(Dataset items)
• • • • •
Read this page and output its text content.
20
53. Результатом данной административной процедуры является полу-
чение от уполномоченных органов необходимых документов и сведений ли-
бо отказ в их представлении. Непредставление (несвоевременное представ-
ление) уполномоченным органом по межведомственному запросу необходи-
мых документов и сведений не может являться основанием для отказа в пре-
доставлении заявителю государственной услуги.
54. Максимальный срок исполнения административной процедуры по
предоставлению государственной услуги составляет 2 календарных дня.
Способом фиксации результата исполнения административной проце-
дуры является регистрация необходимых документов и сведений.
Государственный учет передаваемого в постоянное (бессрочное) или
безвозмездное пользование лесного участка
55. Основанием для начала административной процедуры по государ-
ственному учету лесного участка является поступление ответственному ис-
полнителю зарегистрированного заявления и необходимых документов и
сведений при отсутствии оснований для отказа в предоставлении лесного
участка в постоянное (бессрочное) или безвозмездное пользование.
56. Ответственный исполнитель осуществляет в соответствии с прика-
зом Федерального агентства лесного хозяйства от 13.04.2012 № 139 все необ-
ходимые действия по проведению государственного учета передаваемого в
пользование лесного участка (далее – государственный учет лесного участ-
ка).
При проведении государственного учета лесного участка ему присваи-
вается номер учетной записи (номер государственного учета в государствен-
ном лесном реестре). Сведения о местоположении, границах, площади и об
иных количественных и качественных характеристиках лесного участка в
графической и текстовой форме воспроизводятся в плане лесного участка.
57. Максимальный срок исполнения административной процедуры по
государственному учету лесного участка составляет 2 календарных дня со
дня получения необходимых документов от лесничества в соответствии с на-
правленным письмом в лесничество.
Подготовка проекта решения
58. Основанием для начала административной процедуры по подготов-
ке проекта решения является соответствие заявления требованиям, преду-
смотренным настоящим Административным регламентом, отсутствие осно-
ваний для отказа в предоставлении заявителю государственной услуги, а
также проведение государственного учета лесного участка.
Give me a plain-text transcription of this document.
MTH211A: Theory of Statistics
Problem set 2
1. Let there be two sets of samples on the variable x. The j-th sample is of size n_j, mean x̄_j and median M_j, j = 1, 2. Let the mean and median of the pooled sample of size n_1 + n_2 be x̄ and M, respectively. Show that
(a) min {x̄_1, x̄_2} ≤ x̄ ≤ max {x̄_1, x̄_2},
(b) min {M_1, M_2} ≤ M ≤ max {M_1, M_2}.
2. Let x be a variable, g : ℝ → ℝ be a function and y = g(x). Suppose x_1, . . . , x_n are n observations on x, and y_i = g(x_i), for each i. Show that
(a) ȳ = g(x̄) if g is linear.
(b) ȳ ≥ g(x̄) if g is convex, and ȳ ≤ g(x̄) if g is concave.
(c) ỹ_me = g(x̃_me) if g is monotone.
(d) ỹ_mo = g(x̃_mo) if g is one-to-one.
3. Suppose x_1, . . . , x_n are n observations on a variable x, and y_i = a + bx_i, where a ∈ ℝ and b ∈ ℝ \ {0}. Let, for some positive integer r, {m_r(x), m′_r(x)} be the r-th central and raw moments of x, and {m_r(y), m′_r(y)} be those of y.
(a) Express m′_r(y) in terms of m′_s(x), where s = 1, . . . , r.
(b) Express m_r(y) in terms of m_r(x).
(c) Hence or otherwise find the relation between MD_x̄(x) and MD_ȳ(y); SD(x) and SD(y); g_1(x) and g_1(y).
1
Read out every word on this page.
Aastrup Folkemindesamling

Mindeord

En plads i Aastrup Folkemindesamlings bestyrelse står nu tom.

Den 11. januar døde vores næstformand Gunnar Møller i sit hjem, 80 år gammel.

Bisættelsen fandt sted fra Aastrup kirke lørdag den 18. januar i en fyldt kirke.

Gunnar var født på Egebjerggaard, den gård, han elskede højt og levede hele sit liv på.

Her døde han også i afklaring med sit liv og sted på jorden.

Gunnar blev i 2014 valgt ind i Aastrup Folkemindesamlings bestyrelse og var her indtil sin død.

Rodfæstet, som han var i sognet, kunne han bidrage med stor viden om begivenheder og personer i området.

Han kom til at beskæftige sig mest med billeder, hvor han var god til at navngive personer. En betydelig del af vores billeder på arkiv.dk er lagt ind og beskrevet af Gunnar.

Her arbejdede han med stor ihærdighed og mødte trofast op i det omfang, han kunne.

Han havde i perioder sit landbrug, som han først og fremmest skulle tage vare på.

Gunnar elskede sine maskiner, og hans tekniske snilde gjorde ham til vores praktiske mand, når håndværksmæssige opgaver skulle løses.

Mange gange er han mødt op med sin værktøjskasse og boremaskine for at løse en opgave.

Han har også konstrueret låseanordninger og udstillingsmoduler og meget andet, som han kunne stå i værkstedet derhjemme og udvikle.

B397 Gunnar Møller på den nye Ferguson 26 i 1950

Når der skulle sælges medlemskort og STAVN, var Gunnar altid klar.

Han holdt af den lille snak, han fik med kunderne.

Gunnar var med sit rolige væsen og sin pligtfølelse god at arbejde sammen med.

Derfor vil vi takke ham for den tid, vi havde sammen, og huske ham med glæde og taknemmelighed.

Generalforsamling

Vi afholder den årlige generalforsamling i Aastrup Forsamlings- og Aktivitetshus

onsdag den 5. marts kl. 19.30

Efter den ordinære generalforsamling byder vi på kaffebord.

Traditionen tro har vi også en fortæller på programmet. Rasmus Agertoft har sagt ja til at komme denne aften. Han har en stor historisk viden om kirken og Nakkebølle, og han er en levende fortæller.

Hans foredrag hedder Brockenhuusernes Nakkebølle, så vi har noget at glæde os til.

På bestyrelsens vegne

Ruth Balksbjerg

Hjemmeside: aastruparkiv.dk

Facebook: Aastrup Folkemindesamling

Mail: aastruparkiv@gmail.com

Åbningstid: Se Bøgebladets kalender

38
• • • • •
◆ What is expected
Pull out every line of the entries that includes the word "лесного".

◆ Exercise result
безвозмездное пользование лесного участка
ственному учету лесного участка является поступление ответственному ис-
сведений при отсутствии оснований для отказа в предоставлении лесного
зом Федерального агентства лесного хозяйства от 13.04.2012 № 139 все необ-
пользование лесного участка (далее – государственный учет лесного участ-
При проведении государственного учета лесного участка ему присваи-
иных количественных и качественных характеристиках лесного участка в
графической и текстовой форме воспроизводятся в плане лесного участка.
государственному учету лесного участка составляет 2 календарных дня со
также проведение государственного учета лесного участка.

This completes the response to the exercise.